> **YOUR TASKS**
[1] In the passage on definitions and civil rights, write out the part that begins at the words "The solution to" and stops after "on with shame?".
[2] In the passage on definitions and civil rights, what is the only downside the writer sees to letting anyone define anything however they please?

> **READING PASSAGE**
* begin *

The solution to this and other knotty problems is to eliminate the definition itself.

Let anyone and any thing have any sort of definition for any other one and any other thing they please. That way we're guaranteed to eliminate any sort of differentiation, and therefore discrimination, completely. Who has any right to impose their definition of anything on me?

 

We'll have a better, more inclusive world, as a result. The only down side I can see is that we'll no longer be able to communicate.

 

 

Or there could be a middle ground where definitions do not expressly infringe on other citizens' civil rights. Remember the 3/5 compromise? Remember any of the other definitions we had that we now look back on with shame?

 

Let me ask it like this: When were we RIGHT to deny good law abiding citizens their civil rights? When? Point me to it historically. Was it right with the blacks? Women? When exactly was it the RIGHT thing to do, that we now look back and say, "Thank God we denied those poor slobs their rights!"

* end *

> **MATERIAL PROVIDED**
* begin *

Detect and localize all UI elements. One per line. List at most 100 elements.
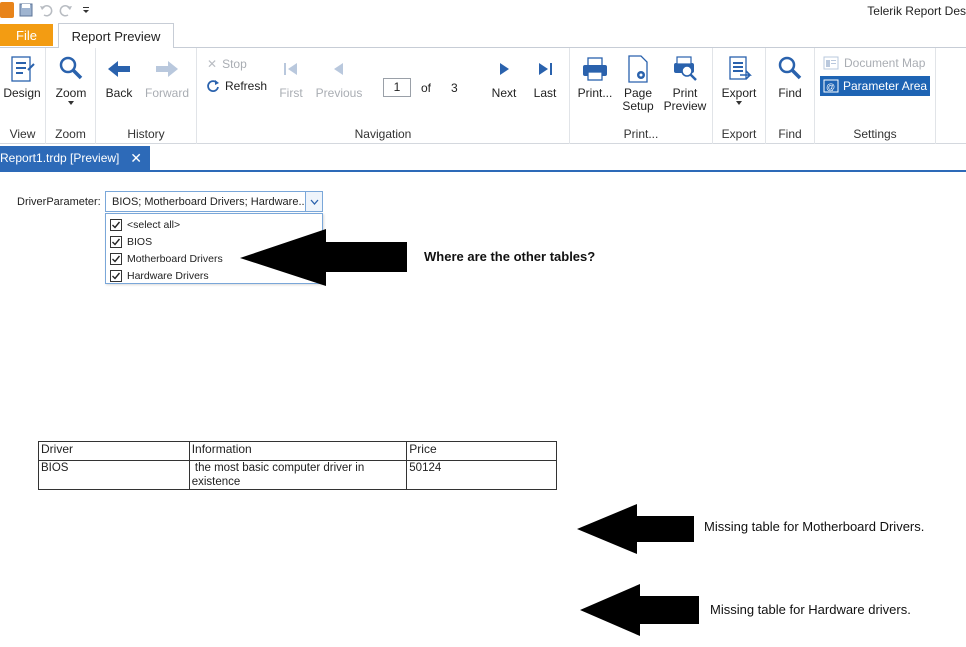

* end *

> **SET OF ANSWERS**
[1]
The solution to this and other knotty problems is to eliminate the definition itself.

Let anyone and any thing have any sort of definition for any other one and any other thing they please. That way we're guaranteed to eliminate any sort of differentiation, and therefore discrimination, completely. Who has any right to impose their definition of anything on me?

 

We'll have a better, more inclusive world, as a result. The only down side I can see is that we'll no longer be able to communicate.

 

 

Or there could be a middle ground where definitions do not expressly infringe on other citizens' civil rights. Remember the 3/5 compromise? Remember any of the other definitions we had that we now look back on with shame?

[2] We would no longer be able to communicate.